◆ AIM OF THE EXERCISE ◆
Find every line below that contains the word "tightening" and copy it out.

— Begin AVAILABLE RECORDS —

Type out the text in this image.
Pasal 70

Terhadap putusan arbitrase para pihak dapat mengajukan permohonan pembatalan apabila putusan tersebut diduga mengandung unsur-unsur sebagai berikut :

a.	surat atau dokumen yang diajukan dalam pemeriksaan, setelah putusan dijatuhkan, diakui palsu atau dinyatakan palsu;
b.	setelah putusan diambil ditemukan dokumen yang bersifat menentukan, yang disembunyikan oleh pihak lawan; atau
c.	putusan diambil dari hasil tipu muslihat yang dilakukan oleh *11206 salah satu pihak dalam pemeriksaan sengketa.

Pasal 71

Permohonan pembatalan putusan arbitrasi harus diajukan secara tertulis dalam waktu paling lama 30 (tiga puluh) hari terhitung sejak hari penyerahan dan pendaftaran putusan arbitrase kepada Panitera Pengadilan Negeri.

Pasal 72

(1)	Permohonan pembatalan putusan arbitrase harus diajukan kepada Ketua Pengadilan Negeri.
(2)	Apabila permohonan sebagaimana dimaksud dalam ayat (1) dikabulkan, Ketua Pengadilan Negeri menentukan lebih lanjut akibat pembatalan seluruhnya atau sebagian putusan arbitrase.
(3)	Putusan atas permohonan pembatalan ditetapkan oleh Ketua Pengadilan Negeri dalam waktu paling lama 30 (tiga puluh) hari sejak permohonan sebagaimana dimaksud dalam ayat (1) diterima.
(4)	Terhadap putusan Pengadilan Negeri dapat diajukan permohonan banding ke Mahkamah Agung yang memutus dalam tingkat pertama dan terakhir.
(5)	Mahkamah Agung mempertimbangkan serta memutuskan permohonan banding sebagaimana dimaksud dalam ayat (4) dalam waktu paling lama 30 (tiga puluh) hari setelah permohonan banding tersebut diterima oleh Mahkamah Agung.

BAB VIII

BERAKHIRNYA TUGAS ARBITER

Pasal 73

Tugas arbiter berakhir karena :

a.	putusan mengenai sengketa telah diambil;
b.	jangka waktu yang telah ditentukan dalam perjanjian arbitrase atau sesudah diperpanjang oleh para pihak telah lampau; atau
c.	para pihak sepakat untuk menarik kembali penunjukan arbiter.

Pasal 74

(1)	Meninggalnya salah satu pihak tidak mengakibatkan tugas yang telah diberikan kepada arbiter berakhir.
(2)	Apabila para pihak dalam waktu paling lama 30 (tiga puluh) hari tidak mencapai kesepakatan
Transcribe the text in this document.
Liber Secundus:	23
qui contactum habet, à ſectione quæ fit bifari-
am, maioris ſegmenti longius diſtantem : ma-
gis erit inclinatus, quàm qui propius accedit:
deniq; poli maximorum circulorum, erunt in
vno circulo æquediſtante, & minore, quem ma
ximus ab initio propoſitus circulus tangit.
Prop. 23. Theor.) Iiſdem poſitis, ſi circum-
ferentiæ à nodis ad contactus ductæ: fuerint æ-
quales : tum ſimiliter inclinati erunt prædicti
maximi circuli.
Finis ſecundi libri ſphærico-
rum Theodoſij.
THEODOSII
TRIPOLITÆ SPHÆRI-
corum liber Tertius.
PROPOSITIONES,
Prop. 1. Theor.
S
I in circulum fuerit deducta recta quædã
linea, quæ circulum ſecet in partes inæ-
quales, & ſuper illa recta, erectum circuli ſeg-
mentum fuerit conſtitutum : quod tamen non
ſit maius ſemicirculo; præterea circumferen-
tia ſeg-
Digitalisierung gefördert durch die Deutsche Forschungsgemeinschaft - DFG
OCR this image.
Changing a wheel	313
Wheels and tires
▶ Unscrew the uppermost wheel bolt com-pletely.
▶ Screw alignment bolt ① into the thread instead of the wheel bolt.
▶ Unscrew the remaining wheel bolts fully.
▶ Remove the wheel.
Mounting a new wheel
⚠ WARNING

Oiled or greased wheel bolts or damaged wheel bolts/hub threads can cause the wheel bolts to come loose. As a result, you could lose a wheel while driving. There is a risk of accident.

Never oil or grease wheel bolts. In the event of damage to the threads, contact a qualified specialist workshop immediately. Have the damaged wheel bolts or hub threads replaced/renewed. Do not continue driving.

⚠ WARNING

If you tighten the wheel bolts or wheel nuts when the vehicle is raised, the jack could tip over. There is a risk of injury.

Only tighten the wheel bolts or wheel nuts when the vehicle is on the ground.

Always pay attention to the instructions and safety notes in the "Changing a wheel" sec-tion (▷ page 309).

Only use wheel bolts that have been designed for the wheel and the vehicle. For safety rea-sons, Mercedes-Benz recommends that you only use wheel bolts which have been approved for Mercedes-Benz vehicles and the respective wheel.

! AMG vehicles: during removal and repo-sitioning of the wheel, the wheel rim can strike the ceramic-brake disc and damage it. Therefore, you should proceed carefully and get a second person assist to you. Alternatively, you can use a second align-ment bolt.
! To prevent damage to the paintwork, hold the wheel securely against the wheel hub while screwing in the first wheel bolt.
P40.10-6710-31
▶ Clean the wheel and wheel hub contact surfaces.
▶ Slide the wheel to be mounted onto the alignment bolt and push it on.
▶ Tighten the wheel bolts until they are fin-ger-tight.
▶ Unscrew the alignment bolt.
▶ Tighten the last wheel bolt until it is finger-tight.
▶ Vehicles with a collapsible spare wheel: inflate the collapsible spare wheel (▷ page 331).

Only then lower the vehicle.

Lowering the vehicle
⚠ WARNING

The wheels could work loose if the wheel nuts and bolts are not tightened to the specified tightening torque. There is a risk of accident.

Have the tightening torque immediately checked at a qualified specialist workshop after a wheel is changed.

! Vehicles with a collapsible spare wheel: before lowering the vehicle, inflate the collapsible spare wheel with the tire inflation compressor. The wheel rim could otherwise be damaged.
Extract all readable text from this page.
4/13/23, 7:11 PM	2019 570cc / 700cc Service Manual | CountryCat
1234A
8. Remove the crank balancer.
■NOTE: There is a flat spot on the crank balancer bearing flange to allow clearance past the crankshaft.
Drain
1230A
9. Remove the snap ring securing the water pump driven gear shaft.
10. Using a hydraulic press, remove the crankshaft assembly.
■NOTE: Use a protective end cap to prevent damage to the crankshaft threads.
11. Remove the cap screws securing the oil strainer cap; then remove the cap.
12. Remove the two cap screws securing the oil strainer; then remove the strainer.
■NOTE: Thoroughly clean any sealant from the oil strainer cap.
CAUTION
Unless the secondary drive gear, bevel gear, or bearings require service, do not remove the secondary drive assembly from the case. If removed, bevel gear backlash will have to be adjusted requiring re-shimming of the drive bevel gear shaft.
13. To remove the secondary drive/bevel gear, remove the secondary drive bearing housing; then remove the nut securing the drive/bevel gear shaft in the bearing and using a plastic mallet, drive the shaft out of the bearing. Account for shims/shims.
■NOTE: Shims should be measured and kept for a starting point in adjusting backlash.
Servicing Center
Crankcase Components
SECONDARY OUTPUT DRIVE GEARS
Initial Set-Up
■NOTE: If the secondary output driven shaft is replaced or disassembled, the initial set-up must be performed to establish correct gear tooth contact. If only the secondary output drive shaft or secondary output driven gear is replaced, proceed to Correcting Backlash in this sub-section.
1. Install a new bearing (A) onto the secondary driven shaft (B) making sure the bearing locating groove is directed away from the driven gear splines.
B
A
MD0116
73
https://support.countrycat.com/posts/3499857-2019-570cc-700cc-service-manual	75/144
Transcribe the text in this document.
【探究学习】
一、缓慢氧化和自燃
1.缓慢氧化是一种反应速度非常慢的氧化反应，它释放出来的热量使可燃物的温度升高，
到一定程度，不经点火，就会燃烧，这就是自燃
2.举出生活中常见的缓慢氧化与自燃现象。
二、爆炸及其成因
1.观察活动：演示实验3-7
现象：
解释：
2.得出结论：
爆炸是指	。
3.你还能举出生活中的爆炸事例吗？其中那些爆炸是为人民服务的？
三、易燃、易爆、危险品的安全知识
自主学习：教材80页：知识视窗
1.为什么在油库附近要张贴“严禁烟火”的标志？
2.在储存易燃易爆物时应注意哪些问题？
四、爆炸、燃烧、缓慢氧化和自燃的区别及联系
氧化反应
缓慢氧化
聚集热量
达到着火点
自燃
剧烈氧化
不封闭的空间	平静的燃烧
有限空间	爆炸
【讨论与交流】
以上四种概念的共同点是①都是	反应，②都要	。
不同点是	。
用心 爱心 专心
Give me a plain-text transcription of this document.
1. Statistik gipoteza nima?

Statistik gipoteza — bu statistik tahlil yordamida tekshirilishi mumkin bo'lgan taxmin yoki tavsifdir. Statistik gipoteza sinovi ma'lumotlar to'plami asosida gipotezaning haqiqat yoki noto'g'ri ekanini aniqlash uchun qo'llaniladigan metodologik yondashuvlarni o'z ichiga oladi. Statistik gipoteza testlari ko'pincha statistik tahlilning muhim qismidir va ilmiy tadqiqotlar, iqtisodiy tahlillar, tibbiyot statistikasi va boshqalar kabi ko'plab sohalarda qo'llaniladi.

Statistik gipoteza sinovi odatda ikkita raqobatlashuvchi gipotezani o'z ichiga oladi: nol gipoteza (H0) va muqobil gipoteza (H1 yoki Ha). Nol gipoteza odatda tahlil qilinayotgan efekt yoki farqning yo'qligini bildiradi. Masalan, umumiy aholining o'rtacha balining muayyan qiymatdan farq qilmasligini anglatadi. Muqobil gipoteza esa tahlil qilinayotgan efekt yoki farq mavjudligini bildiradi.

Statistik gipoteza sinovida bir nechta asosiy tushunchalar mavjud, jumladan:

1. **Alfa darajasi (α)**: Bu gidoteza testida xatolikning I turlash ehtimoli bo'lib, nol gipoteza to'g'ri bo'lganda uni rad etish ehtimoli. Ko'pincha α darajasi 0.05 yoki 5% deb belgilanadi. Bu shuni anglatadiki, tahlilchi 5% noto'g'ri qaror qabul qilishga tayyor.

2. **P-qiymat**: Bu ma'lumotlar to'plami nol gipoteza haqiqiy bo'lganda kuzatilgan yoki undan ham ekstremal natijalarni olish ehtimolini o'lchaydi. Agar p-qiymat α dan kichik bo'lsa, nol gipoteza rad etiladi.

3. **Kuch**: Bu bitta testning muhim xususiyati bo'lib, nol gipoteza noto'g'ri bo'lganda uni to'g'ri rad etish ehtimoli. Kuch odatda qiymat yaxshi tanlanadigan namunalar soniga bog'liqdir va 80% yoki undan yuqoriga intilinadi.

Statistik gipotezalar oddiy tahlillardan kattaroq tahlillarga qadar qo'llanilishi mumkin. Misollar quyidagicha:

— End AVAILABLE RECORDS —

◆ COMPLETE ANSWER ◆
The wheels could work loose if the wheel nuts and bolts are not tightened to the specified tightening torque. There is a risk of accident.
Have the tightening torque immediately checked at a qualified specialist workshop after a wheel is changed.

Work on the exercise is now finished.